PROBLEMS ▸
- 1) According to the guest researchers page, where did Dmitry Rudenko work before he joined Tyumen State University in 2012?
- 2) Print the passage of the guest researchers page that runs from "Guest researchers 2016" to "UCRS 1-30 September.".

Guest researchers 2016
Dmitry Rudenko
Period of stay: 1-30 september
Contact: drudenko@inbox.ru
Dmitry Rudenko is an Associate Professor at the Department of International Economics and Business, Tyumen State University. Before joining Tyumen State University in 2012, Dmitry worked at the Tyumen State Academy of World Economy, Management and Law as a chairman of the International Economics Department. His research interests include poverty and inequality, human development, spatial development, economic geography, globalization, the Arctic. His papers have appeared in Regional Research of Russia, Mediterranean Journal of Social Sciences. Dmitry is staying at the UCRS 1-30 September.
Alaksiej Michalevic
Period of stay: 1 Sep 2016 – 31 Aug 2017
Contact: michalevic@gmail.com
Alaksiej Michalevic is a researcher and lawyer in Belarus at the Centre for Refugee Support. Mr. Michalevic holds a degree in Political Science and Law from the Belarusian State University and PhD in Social Studies from Polish Academy of Sciences. His scientific interests are EU immigration and asylum policy, post-communist transformation and international human rights law. During his stay at the UCRS he will be working on project entitled “Asylum-seekers from Countries of Eastern Partnership in Sweden and Poland: Comparative Analysis of the Decision-Making Process in Migration”.

DATASET SECTION ▸
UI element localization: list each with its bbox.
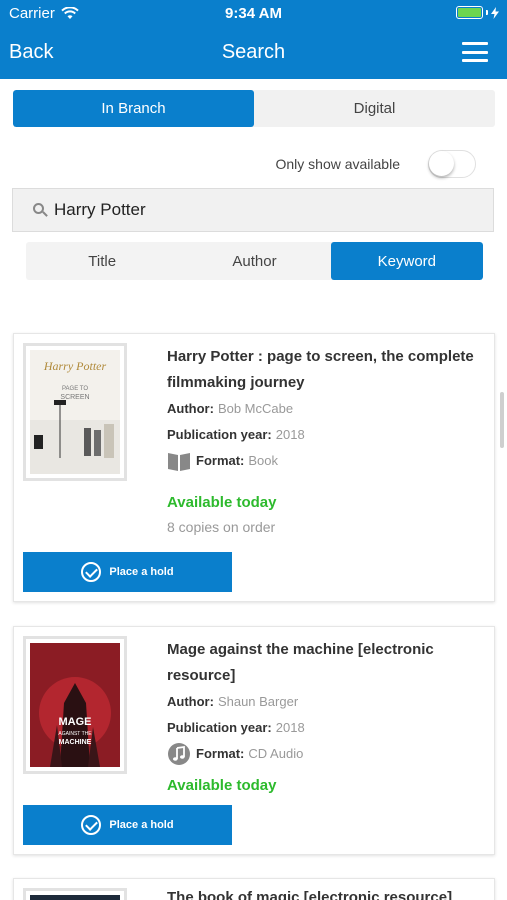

TASK-BY-TASK SOLUTIONS ▸
- 1) He worked at the Tyumen State Academy of World Economy, Management and Law as chairman of the International Economics Department.

- 2)
Guest researchers 2016
Dmitry Rudenko
Period of stay: 1-30 september
Contact: drudenko@inbox.ru
Dmitry Rudenko is an Associate Professor at the Department of International Economics and Business, Tyumen State University. Before joining Tyumen State University in 2012, Dmitry worked at the Tyumen State Academy of World Economy, Management and Law as a chairman of the International Economics Department. His research interests include poverty and inequality, human development, spatial development, economic geography, globalization, the Arctic. His papers have appeared in Regional Research of Russia, Mediterranean Journal of Social Sciences. Dmitry is staying at the UCRS 1-30 September.